Exercise directions :: Take down each entry exactly as written.
[START]
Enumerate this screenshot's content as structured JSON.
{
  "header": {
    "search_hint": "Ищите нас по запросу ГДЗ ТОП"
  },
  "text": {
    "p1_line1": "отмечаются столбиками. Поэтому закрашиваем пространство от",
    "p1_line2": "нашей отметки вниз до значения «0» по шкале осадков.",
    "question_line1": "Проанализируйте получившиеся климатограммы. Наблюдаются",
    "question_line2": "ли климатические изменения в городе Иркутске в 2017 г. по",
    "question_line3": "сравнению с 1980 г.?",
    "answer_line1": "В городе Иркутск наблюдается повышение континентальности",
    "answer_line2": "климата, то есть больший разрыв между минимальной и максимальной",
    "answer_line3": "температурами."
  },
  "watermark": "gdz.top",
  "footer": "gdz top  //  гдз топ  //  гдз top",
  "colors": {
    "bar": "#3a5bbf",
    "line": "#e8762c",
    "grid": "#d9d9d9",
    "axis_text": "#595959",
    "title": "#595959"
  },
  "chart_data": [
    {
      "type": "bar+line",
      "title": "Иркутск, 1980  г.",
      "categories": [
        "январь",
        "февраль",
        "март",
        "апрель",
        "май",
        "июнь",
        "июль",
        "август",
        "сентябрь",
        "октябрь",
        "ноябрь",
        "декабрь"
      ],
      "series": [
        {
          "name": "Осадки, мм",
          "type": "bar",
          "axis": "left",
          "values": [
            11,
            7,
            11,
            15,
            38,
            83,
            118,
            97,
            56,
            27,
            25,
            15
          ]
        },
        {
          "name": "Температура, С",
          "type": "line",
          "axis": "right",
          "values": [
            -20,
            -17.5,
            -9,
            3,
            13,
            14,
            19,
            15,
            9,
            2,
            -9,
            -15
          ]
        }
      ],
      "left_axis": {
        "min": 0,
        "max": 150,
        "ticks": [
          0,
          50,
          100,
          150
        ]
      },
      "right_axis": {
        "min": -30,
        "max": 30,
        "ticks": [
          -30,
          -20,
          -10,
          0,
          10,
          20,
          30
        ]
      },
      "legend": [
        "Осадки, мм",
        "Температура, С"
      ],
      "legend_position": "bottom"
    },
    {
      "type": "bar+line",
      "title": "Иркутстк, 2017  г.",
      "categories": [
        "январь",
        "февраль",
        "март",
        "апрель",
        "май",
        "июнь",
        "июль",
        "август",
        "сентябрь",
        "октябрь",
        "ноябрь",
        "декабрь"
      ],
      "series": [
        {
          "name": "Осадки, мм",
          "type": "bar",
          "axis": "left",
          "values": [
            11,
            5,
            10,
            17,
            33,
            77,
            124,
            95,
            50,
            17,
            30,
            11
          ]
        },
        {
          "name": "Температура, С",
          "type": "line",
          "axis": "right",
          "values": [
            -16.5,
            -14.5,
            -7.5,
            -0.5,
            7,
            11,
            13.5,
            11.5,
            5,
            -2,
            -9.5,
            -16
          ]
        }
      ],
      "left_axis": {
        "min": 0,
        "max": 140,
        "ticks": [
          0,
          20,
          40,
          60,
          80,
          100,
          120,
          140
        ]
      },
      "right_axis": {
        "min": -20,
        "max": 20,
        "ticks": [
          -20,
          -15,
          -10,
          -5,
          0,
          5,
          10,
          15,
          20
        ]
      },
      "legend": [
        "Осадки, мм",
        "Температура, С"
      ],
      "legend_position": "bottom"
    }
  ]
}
[END]
Exercise solution ::
Enumerate this screenshot's content as structured JSON.
{
  "header": {
    "search_hint": "Ищите нас по запросу ГДЗ ТОП"
  },
  "text": {
    "p1_line1": "отмечаются столбиками. Поэтому закрашиваем пространство от",
    "p1_line2": "нашей отметки вниз до значения «0» по шкале осадков.",
    "question_line1": "Проанализируйте получившиеся климатограммы. Наблюдаются",
    "question_line2": "ли климатические изменения в городе Иркутске в 2017 г. по",
    "question_line3": "сравнению с 1980 г.?",
    "answer_line1": "В городе Иркутск наблюдается повышение континентальности",
    "answer_line2": "климата, то есть больший разрыв между минимальной и максимальной",
    "answer_line3": "температурами."
  },
  "watermark": "gdz.top",
  "footer": "gdz top  //  гдз топ  //  гдз top",
  "colors": {
    "bar": "#3a5bbf",
    "line": "#e8762c",
    "grid": "#d9d9d9",
    "axis_text": "#595959",
    "title": "#595959"
  },
  "chart_data": [
    {
      "type": "bar+line",
      "title": "Иркутск, 1980  г.",
      "categories": [
        "январь",
        "февраль",
        "март",
        "апрель",
        "май",
        "июнь",
        "июль",
        "август",
        "сентябрь",
        "октябрь",
        "ноябрь",
        "декабрь"
      ],
      "series": [
        {
          "name": "Осадки, мм",
          "type": "bar",
          "axis": "left",
          "values": [
            11,
            7,
            11,
            15,
            38,
            83,
            118,
            97,
            56,
            27,
            25,
            15
          ]
        },
        {
          "name": "Температура, С",
          "type": "line",
          "axis": "right",
          "values": [
            -20,
            -17.5,
            -9,
            3,
            13,
            14,
            19,
            15,
            9,
            2,
            -9,
            -15
          ]
        }
      ],
      "left_axis": {
        "min": 0,
        "max": 150,
        "ticks": [
          0,
          50,
          100,
          150
        ]
      },
      "right_axis": {
        "min": -30,
        "max": 30,
        "ticks": [
          -30,
          -20,
          -10,
          0,
          10,
          20,
          30
        ]
      },
      "legend": [
        "Осадки, мм",
        "Температура, С"
      ],
      "legend_position": "bottom"
    },
    {
      "type": "bar+line",
      "title": "Иркутстк, 2017  г.",
      "categories": [
        "январь",
        "февраль",
        "март",
        "апрель",
        "май",
        "июнь",
        "июль",
        "август",
        "сентябрь",
        "октябрь",
        "ноябрь",
        "декабрь"
      ],
      "series": [
        {
          "name": "Осадки, мм",
          "type": "bar",
          "axis": "left",
          "values": [
            11,
            5,
            10,
            17,
            33,
            77,
            124,
            95,
            50,
            17,
            30,
            11
          ]
        },
        {
          "name": "Температура, С",
          "type": "line",
          "axis": "right",
          "values": [
            -16.5,
            -14.5,
            -7.5,
            -0.5,
            7,
            11,
            13.5,
            11.5,
            5,
            -2,
            -9.5,
            -16
          ]
        }
      ],
      "left_axis": {
        "min": 0,
        "max": 140,
        "ticks": [
          0,
          20,
          40,
          60,
          80,
          100,
          120,
          140
        ]
      },
      "right_axis": {
        "min": -20,
        "max": 20,
        "ticks": [
          -20,
          -15,
          -10,
          -5,
          0,
          5,
          10,
          15,
          20
        ]
      },
      "legend": [
        "Осадки, мм",
        "Температура, С"
      ],
      "legend_position": "bottom"
    }
  ]
}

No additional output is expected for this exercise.